REQUIREMENT:
Check every line of the entries below for the word "сеть", and copy the ones that have it.

EXTRACTED MATERIAL:

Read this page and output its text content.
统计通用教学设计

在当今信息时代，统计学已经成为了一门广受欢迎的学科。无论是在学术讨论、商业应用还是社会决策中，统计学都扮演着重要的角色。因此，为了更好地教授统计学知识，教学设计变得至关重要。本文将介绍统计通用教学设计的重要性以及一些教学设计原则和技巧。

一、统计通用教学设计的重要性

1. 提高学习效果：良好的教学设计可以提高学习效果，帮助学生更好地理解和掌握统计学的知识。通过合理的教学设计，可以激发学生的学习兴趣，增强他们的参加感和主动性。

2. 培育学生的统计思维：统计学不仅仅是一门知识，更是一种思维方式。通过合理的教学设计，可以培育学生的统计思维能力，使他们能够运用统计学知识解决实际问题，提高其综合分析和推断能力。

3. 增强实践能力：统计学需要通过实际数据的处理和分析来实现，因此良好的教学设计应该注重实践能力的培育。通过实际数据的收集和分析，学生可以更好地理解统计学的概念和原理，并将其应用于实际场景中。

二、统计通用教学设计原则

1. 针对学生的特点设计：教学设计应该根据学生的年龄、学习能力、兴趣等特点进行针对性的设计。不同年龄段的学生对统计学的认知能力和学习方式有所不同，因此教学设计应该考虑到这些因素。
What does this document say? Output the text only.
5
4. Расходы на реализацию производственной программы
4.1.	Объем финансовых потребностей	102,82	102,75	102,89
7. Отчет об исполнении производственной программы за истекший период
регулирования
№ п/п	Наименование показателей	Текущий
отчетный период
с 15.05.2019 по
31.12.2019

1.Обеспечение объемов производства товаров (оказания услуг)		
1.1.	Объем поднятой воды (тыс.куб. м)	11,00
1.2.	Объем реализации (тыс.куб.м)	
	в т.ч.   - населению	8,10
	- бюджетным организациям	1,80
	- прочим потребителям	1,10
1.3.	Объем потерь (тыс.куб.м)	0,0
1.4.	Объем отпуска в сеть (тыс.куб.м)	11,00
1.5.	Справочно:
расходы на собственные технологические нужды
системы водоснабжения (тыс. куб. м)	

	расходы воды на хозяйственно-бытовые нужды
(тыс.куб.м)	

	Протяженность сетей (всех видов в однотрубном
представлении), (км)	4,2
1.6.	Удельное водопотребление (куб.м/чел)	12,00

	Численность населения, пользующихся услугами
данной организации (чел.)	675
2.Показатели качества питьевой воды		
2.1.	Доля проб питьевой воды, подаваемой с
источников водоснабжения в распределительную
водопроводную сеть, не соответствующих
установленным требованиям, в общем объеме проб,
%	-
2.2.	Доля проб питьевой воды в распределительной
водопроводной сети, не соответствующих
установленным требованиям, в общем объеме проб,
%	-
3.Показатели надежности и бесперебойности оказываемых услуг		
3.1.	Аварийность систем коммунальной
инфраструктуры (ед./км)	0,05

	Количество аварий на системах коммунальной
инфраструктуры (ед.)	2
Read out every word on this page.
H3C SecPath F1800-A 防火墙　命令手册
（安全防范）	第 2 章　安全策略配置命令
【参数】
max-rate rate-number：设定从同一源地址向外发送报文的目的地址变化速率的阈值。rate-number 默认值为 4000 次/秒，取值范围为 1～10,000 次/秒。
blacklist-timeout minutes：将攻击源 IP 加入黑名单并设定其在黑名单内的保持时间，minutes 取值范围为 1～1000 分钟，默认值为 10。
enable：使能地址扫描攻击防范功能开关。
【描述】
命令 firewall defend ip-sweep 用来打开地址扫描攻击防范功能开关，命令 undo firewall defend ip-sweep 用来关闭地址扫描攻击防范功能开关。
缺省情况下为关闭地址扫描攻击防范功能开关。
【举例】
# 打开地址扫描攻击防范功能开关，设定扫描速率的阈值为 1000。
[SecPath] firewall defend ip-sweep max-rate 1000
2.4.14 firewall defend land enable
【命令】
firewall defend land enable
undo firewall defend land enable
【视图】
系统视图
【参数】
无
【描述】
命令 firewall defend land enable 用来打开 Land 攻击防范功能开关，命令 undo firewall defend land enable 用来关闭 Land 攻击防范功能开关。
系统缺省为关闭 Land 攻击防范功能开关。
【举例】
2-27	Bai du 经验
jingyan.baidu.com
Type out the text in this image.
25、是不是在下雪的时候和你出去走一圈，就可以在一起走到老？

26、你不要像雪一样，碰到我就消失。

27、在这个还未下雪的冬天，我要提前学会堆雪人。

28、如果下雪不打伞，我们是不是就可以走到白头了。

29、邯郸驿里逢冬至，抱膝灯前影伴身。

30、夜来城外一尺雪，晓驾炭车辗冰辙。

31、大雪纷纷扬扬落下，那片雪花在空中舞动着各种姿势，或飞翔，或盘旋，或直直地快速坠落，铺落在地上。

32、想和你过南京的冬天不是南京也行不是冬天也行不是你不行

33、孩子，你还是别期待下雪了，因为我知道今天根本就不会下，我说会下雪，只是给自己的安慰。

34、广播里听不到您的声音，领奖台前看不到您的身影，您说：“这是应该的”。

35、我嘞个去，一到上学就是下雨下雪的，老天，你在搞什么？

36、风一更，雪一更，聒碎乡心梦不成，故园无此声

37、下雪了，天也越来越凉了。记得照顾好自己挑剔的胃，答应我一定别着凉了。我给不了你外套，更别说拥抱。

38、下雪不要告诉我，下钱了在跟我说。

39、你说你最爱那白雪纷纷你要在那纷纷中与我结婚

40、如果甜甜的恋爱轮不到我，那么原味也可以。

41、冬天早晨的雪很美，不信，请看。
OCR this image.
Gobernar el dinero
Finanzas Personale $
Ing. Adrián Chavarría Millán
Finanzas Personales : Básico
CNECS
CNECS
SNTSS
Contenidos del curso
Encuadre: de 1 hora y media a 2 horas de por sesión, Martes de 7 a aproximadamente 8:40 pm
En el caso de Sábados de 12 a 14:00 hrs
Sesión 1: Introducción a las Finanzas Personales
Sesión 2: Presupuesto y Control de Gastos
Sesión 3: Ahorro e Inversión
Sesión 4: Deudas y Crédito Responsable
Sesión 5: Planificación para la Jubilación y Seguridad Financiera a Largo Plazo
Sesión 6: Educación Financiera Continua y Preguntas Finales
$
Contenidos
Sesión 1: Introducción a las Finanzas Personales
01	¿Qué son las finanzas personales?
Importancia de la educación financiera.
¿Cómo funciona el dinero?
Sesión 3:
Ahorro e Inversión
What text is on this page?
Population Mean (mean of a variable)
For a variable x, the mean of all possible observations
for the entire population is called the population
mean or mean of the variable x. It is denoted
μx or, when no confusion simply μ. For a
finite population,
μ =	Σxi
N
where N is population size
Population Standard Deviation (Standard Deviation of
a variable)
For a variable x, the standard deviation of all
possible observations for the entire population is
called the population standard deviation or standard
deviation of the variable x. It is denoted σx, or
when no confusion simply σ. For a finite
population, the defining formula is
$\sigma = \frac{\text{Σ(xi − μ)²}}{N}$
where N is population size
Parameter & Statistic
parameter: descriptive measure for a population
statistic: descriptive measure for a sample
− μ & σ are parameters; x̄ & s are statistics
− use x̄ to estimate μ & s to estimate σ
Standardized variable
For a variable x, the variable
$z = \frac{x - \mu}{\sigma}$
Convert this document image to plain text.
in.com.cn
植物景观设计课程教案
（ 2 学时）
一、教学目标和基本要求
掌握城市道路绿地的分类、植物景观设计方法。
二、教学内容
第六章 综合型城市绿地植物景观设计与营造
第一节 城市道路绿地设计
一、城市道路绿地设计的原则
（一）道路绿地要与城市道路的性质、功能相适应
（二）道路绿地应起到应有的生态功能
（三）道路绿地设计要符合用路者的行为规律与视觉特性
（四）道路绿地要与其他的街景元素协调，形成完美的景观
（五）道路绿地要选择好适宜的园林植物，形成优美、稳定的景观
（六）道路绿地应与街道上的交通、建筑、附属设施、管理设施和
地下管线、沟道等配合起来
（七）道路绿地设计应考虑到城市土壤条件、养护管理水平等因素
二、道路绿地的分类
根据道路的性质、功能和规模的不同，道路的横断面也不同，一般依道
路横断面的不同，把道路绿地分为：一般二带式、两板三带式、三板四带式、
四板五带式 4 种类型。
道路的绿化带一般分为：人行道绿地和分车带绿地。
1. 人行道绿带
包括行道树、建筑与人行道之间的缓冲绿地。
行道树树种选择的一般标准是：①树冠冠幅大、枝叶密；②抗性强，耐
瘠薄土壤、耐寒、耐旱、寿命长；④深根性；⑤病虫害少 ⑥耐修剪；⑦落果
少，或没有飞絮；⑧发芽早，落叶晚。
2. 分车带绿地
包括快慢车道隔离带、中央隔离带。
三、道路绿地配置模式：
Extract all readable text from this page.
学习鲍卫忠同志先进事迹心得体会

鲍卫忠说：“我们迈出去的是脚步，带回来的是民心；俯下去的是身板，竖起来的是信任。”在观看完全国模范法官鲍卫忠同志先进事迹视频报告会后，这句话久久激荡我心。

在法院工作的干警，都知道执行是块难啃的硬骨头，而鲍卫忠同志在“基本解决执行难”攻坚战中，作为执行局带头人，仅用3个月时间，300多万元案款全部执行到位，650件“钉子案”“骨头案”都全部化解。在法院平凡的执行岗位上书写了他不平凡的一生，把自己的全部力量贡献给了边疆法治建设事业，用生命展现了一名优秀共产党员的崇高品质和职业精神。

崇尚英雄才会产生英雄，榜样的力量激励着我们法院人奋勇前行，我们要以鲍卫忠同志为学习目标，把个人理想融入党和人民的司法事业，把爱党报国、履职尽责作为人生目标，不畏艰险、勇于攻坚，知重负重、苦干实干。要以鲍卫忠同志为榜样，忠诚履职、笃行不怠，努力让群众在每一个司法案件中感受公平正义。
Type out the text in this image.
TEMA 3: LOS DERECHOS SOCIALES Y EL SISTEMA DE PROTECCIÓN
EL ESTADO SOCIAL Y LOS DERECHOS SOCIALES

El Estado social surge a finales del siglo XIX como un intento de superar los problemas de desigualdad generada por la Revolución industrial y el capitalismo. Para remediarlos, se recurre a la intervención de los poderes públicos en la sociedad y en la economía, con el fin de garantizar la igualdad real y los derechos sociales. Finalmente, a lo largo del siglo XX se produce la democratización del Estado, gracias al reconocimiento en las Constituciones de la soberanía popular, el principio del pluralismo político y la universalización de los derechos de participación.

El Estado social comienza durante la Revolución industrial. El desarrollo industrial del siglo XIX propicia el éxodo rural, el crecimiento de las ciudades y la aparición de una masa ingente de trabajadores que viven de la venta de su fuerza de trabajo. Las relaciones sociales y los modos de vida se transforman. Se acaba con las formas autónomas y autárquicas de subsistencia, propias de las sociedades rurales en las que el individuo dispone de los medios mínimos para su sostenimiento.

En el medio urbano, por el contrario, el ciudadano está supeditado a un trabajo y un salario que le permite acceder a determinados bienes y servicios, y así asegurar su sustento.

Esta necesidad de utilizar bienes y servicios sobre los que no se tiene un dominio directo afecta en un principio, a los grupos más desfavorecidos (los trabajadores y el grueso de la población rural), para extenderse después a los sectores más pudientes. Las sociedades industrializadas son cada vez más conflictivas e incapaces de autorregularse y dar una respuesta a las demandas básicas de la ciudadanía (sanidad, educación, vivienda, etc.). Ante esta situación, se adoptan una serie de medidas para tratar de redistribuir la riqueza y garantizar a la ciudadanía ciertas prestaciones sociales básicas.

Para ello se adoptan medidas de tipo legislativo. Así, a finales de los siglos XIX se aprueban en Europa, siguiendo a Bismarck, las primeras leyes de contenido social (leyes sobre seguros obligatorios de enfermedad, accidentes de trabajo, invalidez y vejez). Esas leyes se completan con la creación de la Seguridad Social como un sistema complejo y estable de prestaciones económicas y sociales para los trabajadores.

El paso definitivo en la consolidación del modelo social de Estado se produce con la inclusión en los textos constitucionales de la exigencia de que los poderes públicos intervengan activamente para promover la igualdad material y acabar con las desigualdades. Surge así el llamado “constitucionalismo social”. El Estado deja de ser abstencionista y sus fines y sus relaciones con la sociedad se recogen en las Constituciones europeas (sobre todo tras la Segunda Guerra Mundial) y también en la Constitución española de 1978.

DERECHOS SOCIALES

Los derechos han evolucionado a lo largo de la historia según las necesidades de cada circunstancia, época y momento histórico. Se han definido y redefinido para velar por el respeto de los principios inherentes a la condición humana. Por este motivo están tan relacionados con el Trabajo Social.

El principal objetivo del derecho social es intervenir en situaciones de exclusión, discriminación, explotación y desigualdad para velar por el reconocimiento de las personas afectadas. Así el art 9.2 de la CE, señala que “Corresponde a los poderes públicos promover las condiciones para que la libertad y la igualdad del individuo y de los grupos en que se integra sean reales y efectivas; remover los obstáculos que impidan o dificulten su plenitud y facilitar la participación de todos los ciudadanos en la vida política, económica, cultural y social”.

OUTPUT FOR THIS EXERCISE:
1.4.	Объем отпуска в сеть (тыс.куб.м)	11,00
водопроводную сеть, не соответствующих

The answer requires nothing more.